• _To do_: Determine how many lines of the records include "mobilității", and answer with the number alone.

• _Records shown_:
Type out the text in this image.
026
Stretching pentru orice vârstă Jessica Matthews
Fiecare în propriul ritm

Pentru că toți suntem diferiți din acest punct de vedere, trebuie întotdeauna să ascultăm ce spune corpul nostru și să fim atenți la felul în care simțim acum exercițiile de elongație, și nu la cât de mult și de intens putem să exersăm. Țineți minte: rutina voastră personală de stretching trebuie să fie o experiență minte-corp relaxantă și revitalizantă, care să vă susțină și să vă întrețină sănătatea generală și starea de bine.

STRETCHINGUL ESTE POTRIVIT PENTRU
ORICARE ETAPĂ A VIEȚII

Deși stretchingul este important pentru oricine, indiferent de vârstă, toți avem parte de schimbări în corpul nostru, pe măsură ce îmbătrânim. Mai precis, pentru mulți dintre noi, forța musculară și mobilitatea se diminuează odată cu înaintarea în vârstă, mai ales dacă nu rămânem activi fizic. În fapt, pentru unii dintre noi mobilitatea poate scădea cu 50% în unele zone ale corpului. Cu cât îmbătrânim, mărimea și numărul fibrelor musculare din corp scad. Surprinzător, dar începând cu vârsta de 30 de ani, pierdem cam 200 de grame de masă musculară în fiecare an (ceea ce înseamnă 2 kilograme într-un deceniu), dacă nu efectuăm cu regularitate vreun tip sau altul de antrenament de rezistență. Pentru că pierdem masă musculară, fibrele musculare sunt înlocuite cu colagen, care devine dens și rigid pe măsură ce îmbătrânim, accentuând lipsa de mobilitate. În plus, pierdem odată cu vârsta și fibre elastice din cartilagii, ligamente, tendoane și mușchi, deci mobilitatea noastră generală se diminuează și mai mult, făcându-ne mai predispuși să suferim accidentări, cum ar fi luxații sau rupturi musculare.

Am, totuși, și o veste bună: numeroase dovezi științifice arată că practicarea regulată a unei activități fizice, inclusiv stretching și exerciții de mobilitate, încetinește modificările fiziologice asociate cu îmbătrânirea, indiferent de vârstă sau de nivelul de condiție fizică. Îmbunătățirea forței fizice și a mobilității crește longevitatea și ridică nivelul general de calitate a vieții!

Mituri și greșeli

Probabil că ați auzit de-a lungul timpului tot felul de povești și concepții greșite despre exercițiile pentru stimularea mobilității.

• _Answer to this problem_: 2